- [Challenge]
Locate each line below that includes "바랍니다" and reproduce it.

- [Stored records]
════════════════

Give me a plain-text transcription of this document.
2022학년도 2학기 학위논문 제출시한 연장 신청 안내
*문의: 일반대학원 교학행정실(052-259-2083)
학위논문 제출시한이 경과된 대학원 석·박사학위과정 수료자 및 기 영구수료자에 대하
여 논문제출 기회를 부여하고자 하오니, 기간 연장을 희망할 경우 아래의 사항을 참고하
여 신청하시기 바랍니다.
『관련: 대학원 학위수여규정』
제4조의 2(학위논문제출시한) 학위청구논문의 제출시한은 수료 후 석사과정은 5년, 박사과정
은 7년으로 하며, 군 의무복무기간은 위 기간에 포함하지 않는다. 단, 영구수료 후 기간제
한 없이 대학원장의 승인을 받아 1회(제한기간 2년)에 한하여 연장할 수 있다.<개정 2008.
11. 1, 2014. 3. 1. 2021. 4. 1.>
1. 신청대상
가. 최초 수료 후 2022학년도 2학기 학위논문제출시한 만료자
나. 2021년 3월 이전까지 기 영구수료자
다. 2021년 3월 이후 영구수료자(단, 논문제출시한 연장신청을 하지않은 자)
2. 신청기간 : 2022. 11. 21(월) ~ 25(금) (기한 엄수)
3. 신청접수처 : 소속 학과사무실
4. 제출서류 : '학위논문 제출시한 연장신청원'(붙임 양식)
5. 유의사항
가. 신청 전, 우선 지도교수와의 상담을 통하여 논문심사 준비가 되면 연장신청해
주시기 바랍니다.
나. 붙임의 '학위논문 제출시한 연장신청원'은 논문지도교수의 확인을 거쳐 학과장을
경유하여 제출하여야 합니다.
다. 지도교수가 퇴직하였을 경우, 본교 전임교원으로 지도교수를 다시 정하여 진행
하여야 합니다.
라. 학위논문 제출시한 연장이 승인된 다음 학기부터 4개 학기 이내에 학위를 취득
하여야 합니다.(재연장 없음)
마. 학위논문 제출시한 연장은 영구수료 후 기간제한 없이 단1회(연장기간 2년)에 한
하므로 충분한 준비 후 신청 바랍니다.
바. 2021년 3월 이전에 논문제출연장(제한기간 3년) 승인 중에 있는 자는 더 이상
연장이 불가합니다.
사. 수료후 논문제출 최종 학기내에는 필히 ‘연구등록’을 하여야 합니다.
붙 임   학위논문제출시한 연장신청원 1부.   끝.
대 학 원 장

════════════════

- [Written solution]
여 신청하시기 바랍니다.
주시기 바랍니다.
하므로 충분한 준비 후 신청 바랍니다.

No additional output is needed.